SELECTED EXCERPT
══════

Teachers and Digital Dirt

posted: January 10, 2011 by

image by OnTask“If you are a great teacher in the classroom, then you have a drink at a local bar, yes, that’s your own time and it’s your private life. But if someone sees pictures of it or reads about it online…”~ Dale Slagle, superintendent of schools at Frontenac, Kansas.

Cheers to the social web and being an educator without an “off switch.” No broadcasting blackout dates for teachers it seems, instead we are the quintessential “always-on” types, posting our “digital dirt” (for example, having a drink?!) 24/7 online for friends, family, parents, administrators and students.

“Teachers are role models…public image is important,” rightly observes Slagle. But should educators be allowed some privacy on Facebook?

Privacy and Lifecasting

Wait, there’s no privacy on Facebook! There are profile privacy settings which are notoriously complicated (as one teacher who lost her job found out the hard way). So much so that today the safest route is probably to assume that data posted on social networks (or emailed, or transmitted online in any way) is never secure, never deleteable, and certainly not private.

And as we all know, tagged photos and videos also grow legs. Always be vigilant, Googling, deleting, and untagging self-representations of anything that would not be appropriate in an interview setting, advises David Hogard, assistant director of career services at Pittsburg Kansas State University. His comments are directed to students and faculty.

Google Thyself is certainly great advice, even though it’s not always possible to get information removed from the web. But wouldn’t it be safer to avoid participating in Facebook, Twitter, and the like, altogether? Seems logical when any hint teachers might have a life outside the classroom (such as visiting a local bar) can potentially derail a career trajectory. But in fact not making a digital impression can also negatively impact your professional development. No one trusts a blank slate, as they say.

══════

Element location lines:
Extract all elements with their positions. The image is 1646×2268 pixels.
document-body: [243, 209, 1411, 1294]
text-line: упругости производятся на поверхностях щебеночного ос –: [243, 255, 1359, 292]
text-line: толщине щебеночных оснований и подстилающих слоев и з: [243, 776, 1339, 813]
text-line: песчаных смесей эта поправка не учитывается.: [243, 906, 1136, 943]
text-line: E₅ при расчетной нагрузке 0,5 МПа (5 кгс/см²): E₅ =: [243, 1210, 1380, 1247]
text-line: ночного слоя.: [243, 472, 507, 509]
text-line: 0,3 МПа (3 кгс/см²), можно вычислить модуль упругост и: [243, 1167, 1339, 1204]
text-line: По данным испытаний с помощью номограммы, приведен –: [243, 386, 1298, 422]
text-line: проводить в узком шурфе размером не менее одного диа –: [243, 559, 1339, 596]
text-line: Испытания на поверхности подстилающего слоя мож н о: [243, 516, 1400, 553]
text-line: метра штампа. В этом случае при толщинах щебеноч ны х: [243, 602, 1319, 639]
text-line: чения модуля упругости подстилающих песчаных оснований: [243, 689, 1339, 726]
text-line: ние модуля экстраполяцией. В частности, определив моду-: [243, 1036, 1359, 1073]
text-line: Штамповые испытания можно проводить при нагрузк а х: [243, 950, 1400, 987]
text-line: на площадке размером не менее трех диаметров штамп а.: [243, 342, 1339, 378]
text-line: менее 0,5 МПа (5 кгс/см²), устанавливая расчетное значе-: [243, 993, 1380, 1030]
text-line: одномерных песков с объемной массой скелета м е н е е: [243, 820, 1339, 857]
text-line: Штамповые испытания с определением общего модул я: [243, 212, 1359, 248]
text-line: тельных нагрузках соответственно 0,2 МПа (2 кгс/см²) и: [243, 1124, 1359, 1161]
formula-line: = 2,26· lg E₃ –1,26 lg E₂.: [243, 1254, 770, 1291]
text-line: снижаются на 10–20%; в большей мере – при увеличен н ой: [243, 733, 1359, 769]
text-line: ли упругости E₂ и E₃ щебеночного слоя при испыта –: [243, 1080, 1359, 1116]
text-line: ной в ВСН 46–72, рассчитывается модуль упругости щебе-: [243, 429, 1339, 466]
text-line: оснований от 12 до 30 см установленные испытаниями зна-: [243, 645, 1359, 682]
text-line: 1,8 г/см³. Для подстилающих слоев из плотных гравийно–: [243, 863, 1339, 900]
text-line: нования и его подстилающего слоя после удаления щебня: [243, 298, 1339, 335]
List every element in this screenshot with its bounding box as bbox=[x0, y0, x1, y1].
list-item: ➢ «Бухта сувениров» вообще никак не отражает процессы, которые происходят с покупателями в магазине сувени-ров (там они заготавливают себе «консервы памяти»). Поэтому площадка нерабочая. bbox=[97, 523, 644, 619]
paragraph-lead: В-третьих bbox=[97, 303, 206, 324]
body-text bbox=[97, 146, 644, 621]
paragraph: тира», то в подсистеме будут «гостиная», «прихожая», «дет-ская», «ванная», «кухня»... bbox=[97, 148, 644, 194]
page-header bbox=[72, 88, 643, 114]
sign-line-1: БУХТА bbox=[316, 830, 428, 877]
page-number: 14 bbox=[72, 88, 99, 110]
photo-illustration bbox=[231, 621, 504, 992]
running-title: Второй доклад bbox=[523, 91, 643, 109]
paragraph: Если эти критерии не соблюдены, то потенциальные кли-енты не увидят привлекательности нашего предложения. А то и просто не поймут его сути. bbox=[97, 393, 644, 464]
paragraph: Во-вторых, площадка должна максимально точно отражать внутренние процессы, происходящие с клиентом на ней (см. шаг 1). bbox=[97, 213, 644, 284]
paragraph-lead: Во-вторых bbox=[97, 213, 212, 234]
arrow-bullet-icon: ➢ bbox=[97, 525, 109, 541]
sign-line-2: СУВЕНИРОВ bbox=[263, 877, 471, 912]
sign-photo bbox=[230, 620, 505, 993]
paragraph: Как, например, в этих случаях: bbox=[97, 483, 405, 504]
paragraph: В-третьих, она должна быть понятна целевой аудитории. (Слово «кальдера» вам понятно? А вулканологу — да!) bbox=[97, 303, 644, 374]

══════

EXERCISES
a – Reproduce the stretch of the post on teachers and digital dirt from "Privacy and Lifecasting" through "certainly not private.".
b – In the post on teachers and digital dirt, which groups does it say teachers post their "digital dirt" online for? List all of them.

TASK-BY-TASK RESULTS
a –
Privacy and Lifecasting

Wait, there’s no privacy on Facebook! There are profile privacy settings which are notoriously complicated (as one teacher who lost her job found out the hard way). So much so that today the safest route is probably to assume that data posted on social networks (or emailed, or transmitted online in any way) is never secure, never deleteable, and certainly not private.

b – Friends, family, parents, administrators, and students.